◆ **Stated goal**: Please transcribe the data that follows without the pictures, keeping every word the same.

---

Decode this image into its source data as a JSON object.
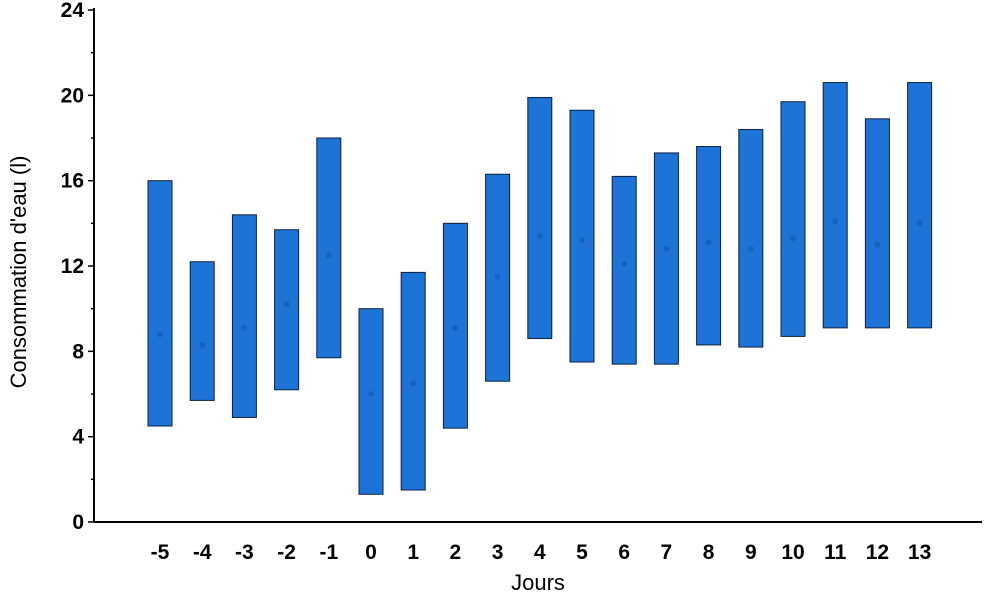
{
  "chart_data": {
    "type": "bar",
    "subtype": "floating-range-with-mean",
    "title": "",
    "xlabel": "Jours",
    "ylabel": "Consommation d'eau (l)",
    "ylim": [
      0,
      24
    ],
    "yticks": [
      "0",
      "4",
      "8",
      "12",
      "16",
      "20",
      "24"
    ],
    "categories": [
      "-5",
      "-4",
      "-3",
      "-2",
      "-1",
      "0",
      "1",
      "2",
      "3",
      "4",
      "5",
      "6",
      "7",
      "8",
      "9",
      "10",
      "11",
      "12",
      "13"
    ],
    "series": [
      {
        "low": [
          4.5,
          5.7,
          4.9,
          6.2,
          7.7,
          1.3,
          1.5,
          4.4,
          6.6,
          8.6,
          7.5,
          7.4,
          7.4,
          8.3,
          8.2,
          8.7,
          9.1,
          9.1,
          9.1
        ],
        "high": [
          16.0,
          12.2,
          14.4,
          13.7,
          18.0,
          10.0,
          11.7,
          14.0,
          16.3,
          19.9,
          19.3,
          16.2,
          17.3,
          17.6,
          18.4,
          19.7,
          20.6,
          18.9,
          20.6
        ],
        "mean": [
          8.8,
          8.3,
          9.1,
          10.2,
          12.5,
          6.0,
          6.5,
          9.1,
          11.5,
          13.4,
          13.2,
          12.1,
          12.8,
          13.1,
          12.8,
          13.3,
          14.1,
          13.0,
          14.0
        ]
      }
    ],
    "grid": false,
    "legend": "none",
    "colors": {
      "bar": "#1e74d6",
      "bar_stroke": "#0d1f3c",
      "mean_marker": "#1662c0"
    }
  }
}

---

◆ **The response**:
Decode this image into its source data as a JSON object.
{
  "chart_data": {
    "type": "bar",
    "subtype": "floating-range-with-mean",
    "title": "",
    "xlabel": "Jours",
    "ylabel": "Consommation d'eau (l)",
    "ylim": [
      0,
      24
    ],
    "yticks": [
      "0",
      "4",
      "8",
      "12",
      "16",
      "20",
      "24"
    ],
    "categories": [
      "-5",
      "-4",
      "-3",
      "-2",
      "-1",
      "0",
      "1",
      "2",
      "3",
      "4",
      "5",
      "6",
      "7",
      "8",
      "9",
      "10",
      "11",
      "12",
      "13"
    ],
    "series": [
      {
        "low": [
          4.5,
          5.7,
          4.9,
          6.2,
          7.7,
          1.3,
          1.5,
          4.4,
          6.6,
          8.6,
          7.5,
          7.4,
          7.4,
          8.3,
          8.2,
          8.7,
          9.1,
          9.1,
          9.1
        ],
        "high": [
          16.0,
          12.2,
          14.4,
          13.7,
          18.0,
          10.0,
          11.7,
          14.0,
          16.3,
          19.9,
          19.3,
          16.2,
          17.3,
          17.6,
          18.4,
          19.7,
          20.6,
          18.9,
          20.6
        ],
        "mean": [
          8.8,
          8.3,
          9.1,
          10.2,
          12.5,
          6.0,
          6.5,
          9.1,
          11.5,
          13.4,
          13.2,
          12.1,
          12.8,
          13.1,
          12.8,
          13.3,
          14.1,
          13.0,
          14.0
        ]
      }
    ],
    "grid": false,
    "legend": "none",
    "colors": {
      "bar": "#1e74d6",
      "bar_stroke": "#0d1f3c",
      "mean_marker": "#1662c0"
    }
  }
}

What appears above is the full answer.